=== Exercise requirements ===
Please go through the records below and return every line holding the word "mRNA".
_ _ _ _
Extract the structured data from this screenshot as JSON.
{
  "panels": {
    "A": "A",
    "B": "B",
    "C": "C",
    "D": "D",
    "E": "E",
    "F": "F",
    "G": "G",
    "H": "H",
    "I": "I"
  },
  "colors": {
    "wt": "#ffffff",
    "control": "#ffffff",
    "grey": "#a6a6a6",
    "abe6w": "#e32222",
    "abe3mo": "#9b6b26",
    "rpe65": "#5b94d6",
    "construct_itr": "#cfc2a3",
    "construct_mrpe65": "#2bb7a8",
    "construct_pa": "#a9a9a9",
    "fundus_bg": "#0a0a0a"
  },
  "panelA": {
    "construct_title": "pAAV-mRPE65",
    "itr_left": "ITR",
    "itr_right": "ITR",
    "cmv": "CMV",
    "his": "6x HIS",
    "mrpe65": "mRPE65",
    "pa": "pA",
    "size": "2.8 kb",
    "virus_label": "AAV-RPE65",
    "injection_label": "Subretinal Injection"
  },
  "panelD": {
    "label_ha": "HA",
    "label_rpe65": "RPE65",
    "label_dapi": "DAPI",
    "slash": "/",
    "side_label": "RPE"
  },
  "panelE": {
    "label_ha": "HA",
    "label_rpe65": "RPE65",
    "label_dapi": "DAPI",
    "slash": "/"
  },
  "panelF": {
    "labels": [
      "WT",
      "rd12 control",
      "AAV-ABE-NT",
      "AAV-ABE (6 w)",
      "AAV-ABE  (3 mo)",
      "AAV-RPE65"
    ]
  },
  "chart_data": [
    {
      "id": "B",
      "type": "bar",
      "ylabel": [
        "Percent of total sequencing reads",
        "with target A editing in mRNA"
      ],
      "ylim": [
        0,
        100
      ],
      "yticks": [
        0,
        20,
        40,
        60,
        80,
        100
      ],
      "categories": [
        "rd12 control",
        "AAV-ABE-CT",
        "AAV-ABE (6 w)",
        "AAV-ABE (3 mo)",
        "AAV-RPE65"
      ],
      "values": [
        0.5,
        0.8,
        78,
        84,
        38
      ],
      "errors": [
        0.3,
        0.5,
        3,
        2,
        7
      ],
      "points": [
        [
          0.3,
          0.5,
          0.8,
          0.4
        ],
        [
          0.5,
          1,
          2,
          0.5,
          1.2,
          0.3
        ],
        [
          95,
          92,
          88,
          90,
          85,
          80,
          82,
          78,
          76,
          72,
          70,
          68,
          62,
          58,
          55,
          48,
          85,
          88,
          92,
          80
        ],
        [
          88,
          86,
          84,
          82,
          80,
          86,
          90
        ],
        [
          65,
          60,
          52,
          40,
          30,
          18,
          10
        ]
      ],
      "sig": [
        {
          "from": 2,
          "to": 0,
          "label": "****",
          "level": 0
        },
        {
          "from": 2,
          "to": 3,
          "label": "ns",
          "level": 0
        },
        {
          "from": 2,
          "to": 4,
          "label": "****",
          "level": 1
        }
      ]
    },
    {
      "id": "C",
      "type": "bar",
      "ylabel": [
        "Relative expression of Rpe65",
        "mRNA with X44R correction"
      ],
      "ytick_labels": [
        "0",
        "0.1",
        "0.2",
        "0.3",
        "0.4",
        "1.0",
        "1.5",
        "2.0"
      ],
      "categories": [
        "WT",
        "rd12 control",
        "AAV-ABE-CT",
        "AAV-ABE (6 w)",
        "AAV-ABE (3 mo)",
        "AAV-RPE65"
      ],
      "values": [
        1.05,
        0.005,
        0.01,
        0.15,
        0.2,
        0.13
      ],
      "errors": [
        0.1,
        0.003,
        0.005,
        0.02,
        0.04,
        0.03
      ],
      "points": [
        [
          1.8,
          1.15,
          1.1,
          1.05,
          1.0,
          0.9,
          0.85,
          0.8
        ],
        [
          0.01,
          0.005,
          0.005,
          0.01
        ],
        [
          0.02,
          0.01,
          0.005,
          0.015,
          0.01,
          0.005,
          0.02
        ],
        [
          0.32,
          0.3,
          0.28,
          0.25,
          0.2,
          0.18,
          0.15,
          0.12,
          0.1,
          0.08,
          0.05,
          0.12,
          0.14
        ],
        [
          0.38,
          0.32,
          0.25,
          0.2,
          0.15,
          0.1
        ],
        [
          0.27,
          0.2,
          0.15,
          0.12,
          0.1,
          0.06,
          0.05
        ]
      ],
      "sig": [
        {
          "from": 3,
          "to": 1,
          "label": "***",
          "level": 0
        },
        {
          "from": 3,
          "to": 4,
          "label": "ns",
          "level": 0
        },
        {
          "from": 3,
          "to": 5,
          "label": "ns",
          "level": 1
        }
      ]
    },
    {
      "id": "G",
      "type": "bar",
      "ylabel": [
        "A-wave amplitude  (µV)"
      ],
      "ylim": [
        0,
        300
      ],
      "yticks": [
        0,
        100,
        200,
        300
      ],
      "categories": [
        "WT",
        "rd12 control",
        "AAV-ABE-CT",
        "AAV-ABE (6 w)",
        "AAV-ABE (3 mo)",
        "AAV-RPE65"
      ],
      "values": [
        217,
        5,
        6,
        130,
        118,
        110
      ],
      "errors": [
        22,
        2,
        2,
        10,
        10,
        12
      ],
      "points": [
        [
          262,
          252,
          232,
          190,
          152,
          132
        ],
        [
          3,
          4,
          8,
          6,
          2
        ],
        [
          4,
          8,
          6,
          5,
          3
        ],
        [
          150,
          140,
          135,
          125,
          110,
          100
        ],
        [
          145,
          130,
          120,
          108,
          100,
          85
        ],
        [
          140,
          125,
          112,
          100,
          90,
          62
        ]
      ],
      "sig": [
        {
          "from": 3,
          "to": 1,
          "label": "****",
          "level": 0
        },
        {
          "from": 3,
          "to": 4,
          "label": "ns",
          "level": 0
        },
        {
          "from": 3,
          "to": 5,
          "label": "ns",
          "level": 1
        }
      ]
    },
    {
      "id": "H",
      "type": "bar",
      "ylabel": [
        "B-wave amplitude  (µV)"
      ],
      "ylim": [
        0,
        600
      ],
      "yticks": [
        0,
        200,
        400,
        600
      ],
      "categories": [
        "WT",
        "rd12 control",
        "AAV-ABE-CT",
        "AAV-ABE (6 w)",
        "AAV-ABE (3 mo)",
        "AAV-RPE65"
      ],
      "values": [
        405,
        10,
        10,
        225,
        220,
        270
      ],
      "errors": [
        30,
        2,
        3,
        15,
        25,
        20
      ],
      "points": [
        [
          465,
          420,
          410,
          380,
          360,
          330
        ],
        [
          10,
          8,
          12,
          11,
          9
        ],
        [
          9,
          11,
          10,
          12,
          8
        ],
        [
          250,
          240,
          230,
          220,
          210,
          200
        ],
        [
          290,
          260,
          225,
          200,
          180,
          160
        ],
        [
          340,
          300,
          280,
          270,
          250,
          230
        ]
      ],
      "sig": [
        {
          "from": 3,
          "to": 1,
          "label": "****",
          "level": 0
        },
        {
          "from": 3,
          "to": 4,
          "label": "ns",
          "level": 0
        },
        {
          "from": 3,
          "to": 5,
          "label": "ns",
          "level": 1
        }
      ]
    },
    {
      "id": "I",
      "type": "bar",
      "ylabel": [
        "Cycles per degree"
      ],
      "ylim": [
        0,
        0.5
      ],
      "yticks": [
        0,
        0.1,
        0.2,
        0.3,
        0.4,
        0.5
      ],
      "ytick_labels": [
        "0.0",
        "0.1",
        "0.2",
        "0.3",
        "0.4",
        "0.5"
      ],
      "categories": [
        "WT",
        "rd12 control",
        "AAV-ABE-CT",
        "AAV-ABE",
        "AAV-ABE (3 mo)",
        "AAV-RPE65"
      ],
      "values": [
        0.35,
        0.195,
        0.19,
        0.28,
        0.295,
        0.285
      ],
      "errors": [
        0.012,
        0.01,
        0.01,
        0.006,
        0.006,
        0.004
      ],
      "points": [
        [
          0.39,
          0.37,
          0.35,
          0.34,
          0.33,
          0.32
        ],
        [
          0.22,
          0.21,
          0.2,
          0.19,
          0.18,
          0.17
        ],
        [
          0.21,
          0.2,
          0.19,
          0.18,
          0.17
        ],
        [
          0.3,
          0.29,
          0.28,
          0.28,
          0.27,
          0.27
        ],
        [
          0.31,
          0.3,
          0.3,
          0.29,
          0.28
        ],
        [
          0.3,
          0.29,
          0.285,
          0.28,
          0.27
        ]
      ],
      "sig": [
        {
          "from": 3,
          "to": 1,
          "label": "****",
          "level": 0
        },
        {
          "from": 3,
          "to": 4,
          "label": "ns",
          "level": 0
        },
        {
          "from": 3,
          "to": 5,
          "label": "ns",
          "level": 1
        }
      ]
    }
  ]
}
_ _ _ _
=== Expected output ===
        "with target A editing in mRNA"
        "mRNA with X44R correction"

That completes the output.